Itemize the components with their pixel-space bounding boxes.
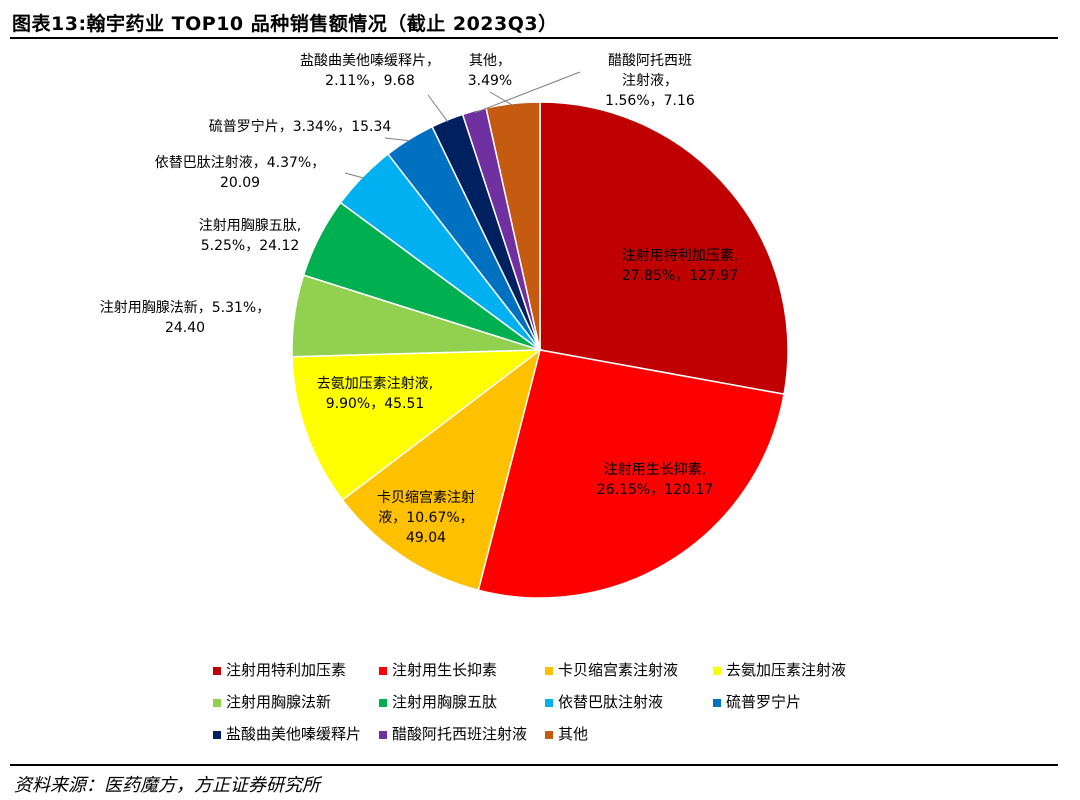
data-label-3: 去氨加压素注射液, 9.90%，45.51 bbox=[317, 376, 433, 412]
data-label-6: 依替巴肽注射液，4.37%， 20.09 bbox=[155, 155, 325, 191]
legend-item-1-3: 硫普罗宁片 bbox=[713, 693, 801, 711]
data-label-4: 注射用胸腺法新，5.31%， 24.40 bbox=[100, 300, 270, 336]
legend-label: 注射用生长抑素 bbox=[392, 661, 497, 679]
legend-swatch bbox=[545, 699, 553, 707]
data-label-line: 依替巴肽注射液，4.37%， bbox=[155, 155, 325, 171]
legend-swatch bbox=[379, 667, 387, 675]
data-label-line: 醋酸阿托西班 bbox=[608, 53, 692, 69]
leader-line-8 bbox=[427, 94, 449, 123]
legend-item-2-2: 其他 bbox=[545, 725, 588, 743]
chart-title: 图表13:翰宇药业 TOP10 品种销售额情况（截止 2023Q3） bbox=[12, 13, 558, 35]
data-label-line: 26.15%，120.17 bbox=[597, 482, 713, 498]
legend-item-1-0: 注射用胸腺法新 bbox=[213, 693, 331, 711]
legend-label: 硫普罗宁片 bbox=[726, 693, 801, 711]
legend-label: 去氨加压素注射液 bbox=[726, 661, 846, 679]
leader-line-9 bbox=[474, 71, 581, 114]
data-label-line: 24.40 bbox=[165, 320, 205, 336]
data-label-line: 硫普罗宁片，3.34%，15.34 bbox=[209, 118, 392, 135]
data-label-line: 3.49% bbox=[468, 73, 512, 89]
legend-label: 注射用特利加压素 bbox=[226, 661, 346, 679]
legend-swatch bbox=[379, 699, 387, 707]
data-label-line: 液，10.67%， bbox=[378, 510, 473, 526]
legend-label: 注射用胸腺五肽 bbox=[392, 693, 497, 711]
data-label-line: 2.11%，9.68 bbox=[325, 73, 415, 89]
legend-label: 依替巴肽注射液 bbox=[558, 693, 663, 711]
data-label-line: 9.90%，45.51 bbox=[326, 396, 425, 412]
data-label-10: 其他， 3.49% bbox=[468, 53, 512, 89]
legend-swatch bbox=[213, 731, 221, 739]
data-label-1: 注射用生长抑素, 26.15%，120.17 bbox=[597, 462, 713, 498]
legend-label: 醋酸阿托西班注射液 bbox=[392, 725, 527, 743]
data-label-line: 49.04 bbox=[406, 530, 446, 546]
data-label-line: 27.85%，127.97 bbox=[622, 268, 738, 284]
legend-item-1-1: 注射用胸腺五肽 bbox=[379, 693, 497, 711]
data-label-2: 卡贝缩宫素注射液，10.67%， 49.04 bbox=[377, 490, 475, 546]
source-note: 资料来源：医药魔方，方正证券研究所 bbox=[14, 775, 320, 796]
data-label-0: 注射用特利加压素, 27.85%，127.97 bbox=[622, 248, 738, 284]
data-label-5: 注射用胸腺五肽, 5.25%，24.12 bbox=[199, 218, 301, 254]
leader-line-6 bbox=[344, 172, 365, 179]
legend-label: 注射用胸腺法新 bbox=[226, 693, 331, 711]
legend-label: 卡贝缩宫素注射液 bbox=[558, 661, 678, 679]
pie-slice-1 bbox=[477, 349, 785, 599]
legend-item-0-1: 注射用生长抑素 bbox=[379, 661, 497, 679]
data-label-line: 盐酸曲美他嗪缓释片， bbox=[300, 53, 440, 69]
legend-swatch bbox=[379, 731, 387, 739]
data-label-line: 注射用胸腺五肽, bbox=[199, 218, 301, 234]
data-label-line: 注射液， bbox=[622, 73, 678, 89]
leader-line-10 bbox=[489, 91, 514, 106]
data-label-line: 去氨加压素注射液, bbox=[317, 376, 433, 392]
data-label-line: 1.56%，7.16 bbox=[605, 93, 695, 109]
data-label-8: 盐酸曲美他嗪缓释片， 2.11%，9.68 bbox=[300, 53, 440, 89]
data-label-line: 20.09 bbox=[220, 175, 260, 191]
bottom-rule bbox=[10, 764, 1058, 766]
legend-swatch bbox=[713, 699, 721, 707]
legend-item-0-2: 卡贝缩宫素注射液 bbox=[545, 661, 678, 679]
legend-swatch bbox=[545, 731, 553, 739]
pie-slice-2 bbox=[341, 348, 542, 592]
data-label-line: 5.25%，24.12 bbox=[201, 238, 300, 254]
data-label-9: 醋酸阿托西班注射液， 1.56%，7.16 bbox=[605, 53, 695, 109]
pie-slice-3 bbox=[291, 349, 543, 501]
pie-chart: 注射用特利加压素, 27.85%，127.97 注射用生长抑素, 26.15%，120… bbox=[100, 53, 846, 743]
legend-item-2-1: 醋酸阿托西班注射液 bbox=[379, 725, 527, 743]
data-label-line: 注射用特利加压素, bbox=[622, 248, 738, 264]
data-label-7: 硫普罗宁片，3.34%，15.34 bbox=[209, 118, 392, 135]
legend-label: 盐酸曲美他嗪缓释片 bbox=[226, 725, 361, 743]
legend-item-2-0: 盐酸曲美他嗪缓释片 bbox=[213, 725, 361, 743]
data-label-line: 其他， bbox=[469, 53, 511, 69]
legend-swatch bbox=[545, 667, 553, 675]
legend-item-0-0: 注射用特利加压素 bbox=[213, 661, 346, 679]
legend-item-0-3: 去氨加压素注射液 bbox=[713, 661, 846, 679]
pie-slice-0 bbox=[539, 101, 789, 396]
legend-swatch bbox=[213, 699, 221, 707]
legend-item-1-2: 依替巴肽注射液 bbox=[545, 693, 663, 711]
data-label-line: 注射用胸腺法新，5.31%， bbox=[100, 300, 270, 316]
data-label-line: 卡贝缩宫素注射 bbox=[377, 490, 475, 506]
legend-label: 其他 bbox=[558, 725, 588, 743]
leader-line-7 bbox=[384, 137, 411, 142]
data-label-line: 注射用生长抑素, bbox=[604, 462, 706, 478]
legend-swatch bbox=[213, 667, 221, 675]
legend-swatch bbox=[713, 667, 721, 675]
top-rule bbox=[10, 37, 1058, 39]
········
Short exercise:
Rewrite the records above, replacing every occurrence of "legend-swatch" with "legend-marker" and leaving all else unchanged. Leave the pictures out of the answer.

Result of the exercise:
Itemize the components with their pixel-space bounding boxes.
data-label-3: 去氨加压素注射液, 9.90%，45.51 bbox=[317, 376, 433, 412]
data-label-6: 依替巴肽注射液，4.37%， 20.09 bbox=[155, 155, 325, 191]
legend-item-1-3: 硫普罗宁片 bbox=[713, 693, 801, 711]
data-label-4: 注射用胸腺法新，5.31%， 24.40 bbox=[100, 300, 270, 336]
legend-label: 注射用生长抑素 bbox=[392, 661, 497, 679]
legend-marker bbox=[545, 699, 553, 707]
data-label-line: 依替巴肽注射液，4.37%， bbox=[155, 155, 325, 171]
legend-marker bbox=[379, 667, 387, 675]
data-label-line: 醋酸阿托西班 bbox=[608, 53, 692, 69]
leader-line-8 bbox=[427, 94, 449, 123]
legend-item-2-2: 其他 bbox=[545, 725, 588, 743]
chart-title: 图表13:翰宇药业 TOP10 品种销售额情况（截止 2023Q3） bbox=[12, 13, 558, 35]
data-label-line: 26.15%，120.17 bbox=[597, 482, 713, 498]
legend-item-1-0: 注射用胸腺法新 bbox=[213, 693, 331, 711]
legend-label: 硫普罗宁片 bbox=[726, 693, 801, 711]
legend-label: 去氨加压素注射液 bbox=[726, 661, 846, 679]
leader-line-9 bbox=[474, 71, 581, 114]
data-label-line: 24.40 bbox=[165, 320, 205, 336]
data-label-line: 硫普罗宁片，3.34%，15.34 bbox=[209, 118, 392, 135]
data-label-line: 3.49% bbox=[468, 73, 512, 89]
legend-label: 注射用特利加压素 bbox=[226, 661, 346, 679]
legend-marker bbox=[379, 699, 387, 707]
data-label-line: 液，10.67%， bbox=[378, 510, 473, 526]
legend-label: 注射用胸腺五肽 bbox=[392, 693, 497, 711]
data-label-line: 2.11%，9.68 bbox=[325, 73, 415, 89]
legend-label: 依替巴肽注射液 bbox=[558, 693, 663, 711]
data-label-line: 9.90%，45.51 bbox=[326, 396, 425, 412]
data-label-10: 其他， 3.49% bbox=[468, 53, 512, 89]
legend-marker bbox=[213, 731, 221, 739]
data-label-1: 注射用生长抑素, 26.15%，120.17 bbox=[597, 462, 713, 498]
legend-label: 醋酸阿托西班注射液 bbox=[392, 725, 527, 743]
data-label-line: 49.04 bbox=[406, 530, 446, 546]
data-label-line: 27.85%，127.97 bbox=[622, 268, 738, 284]
legend-item-1-1: 注射用胸腺五肽 bbox=[379, 693, 497, 711]
data-label-2: 卡贝缩宫素注射液，10.67%， 49.04 bbox=[377, 490, 475, 546]
source-note: 资料来源：医药魔方，方正证券研究所 bbox=[14, 775, 320, 796]
data-label-0: 注射用特利加压素, 27.85%，127.97 bbox=[622, 248, 738, 284]
data-label-5: 注射用胸腺五肽, 5.25%，24.12 bbox=[199, 218, 301, 254]
leader-line-6 bbox=[344, 172, 365, 179]
legend-label: 注射用胸腺法新 bbox=[226, 693, 331, 711]
legend-label: 卡贝缩宫素注射液 bbox=[558, 661, 678, 679]
pie-slice-1 bbox=[477, 349, 785, 599]
legend-item-0-1: 注射用生长抑素 bbox=[379, 661, 497, 679]
data-label-line: 盐酸曲美他嗪缓释片， bbox=[300, 53, 440, 69]
legend-marker bbox=[379, 731, 387, 739]
data-label-line: 注射用胸腺五肽, bbox=[199, 218, 301, 234]
data-label-line: 注射液， bbox=[622, 73, 678, 89]
leader-line-10 bbox=[489, 91, 514, 106]
data-label-line: 去氨加压素注射液, bbox=[317, 376, 433, 392]
data-label-line: 1.56%，7.16 bbox=[605, 93, 695, 109]
data-label-8: 盐酸曲美他嗪缓释片， 2.11%，9.68 bbox=[300, 53, 440, 89]
data-label-line: 20.09 bbox=[220, 175, 260, 191]
bottom-rule bbox=[10, 764, 1058, 766]
legend-marker bbox=[713, 699, 721, 707]
legend-item-0-2: 卡贝缩宫素注射液 bbox=[545, 661, 678, 679]
legend-marker bbox=[545, 731, 553, 739]
pie-slice-2 bbox=[341, 348, 542, 592]
data-label-line: 5.25%，24.12 bbox=[201, 238, 300, 254]
data-label-9: 醋酸阿托西班注射液， 1.56%，7.16 bbox=[605, 53, 695, 109]
pie-slice-3 bbox=[291, 349, 543, 501]
pie-chart: 注射用特利加压素, 27.85%，127.97 注射用生长抑素, 26.15%，120… bbox=[100, 53, 846, 743]
legend-item-2-1: 醋酸阿托西班注射液 bbox=[379, 725, 527, 743]
data-label-line: 注射用特利加压素, bbox=[622, 248, 738, 264]
data-label-7: 硫普罗宁片，3.34%，15.34 bbox=[209, 118, 392, 135]
legend-label: 盐酸曲美他嗪缓释片 bbox=[226, 725, 361, 743]
legend-item-2-0: 盐酸曲美他嗪缓释片 bbox=[213, 725, 361, 743]
data-label-line: 其他， bbox=[469, 53, 511, 69]
legend-marker bbox=[545, 667, 553, 675]
legend-item-0-0: 注射用特利加压素 bbox=[213, 661, 346, 679]
legend-item-0-3: 去氨加压素注射液 bbox=[713, 661, 846, 679]
pie-slice-0 bbox=[539, 101, 789, 396]
legend-marker bbox=[213, 699, 221, 707]
legend-item-1-2: 依替巴肽注射液 bbox=[545, 693, 663, 711]
data-label-line: 注射用胸腺法新，5.31%， bbox=[100, 300, 270, 316]
data-label-line: 卡贝缩宫素注射 bbox=[377, 490, 475, 506]
legend-label: 其他 bbox=[558, 725, 588, 743]
leader-line-7 bbox=[384, 137, 411, 142]
data-label-line: 注射用生长抑素, bbox=[604, 462, 706, 478]
legend-marker bbox=[213, 667, 221, 675]
legend-marker bbox=[713, 667, 721, 675]
top-rule bbox=[10, 37, 1058, 39]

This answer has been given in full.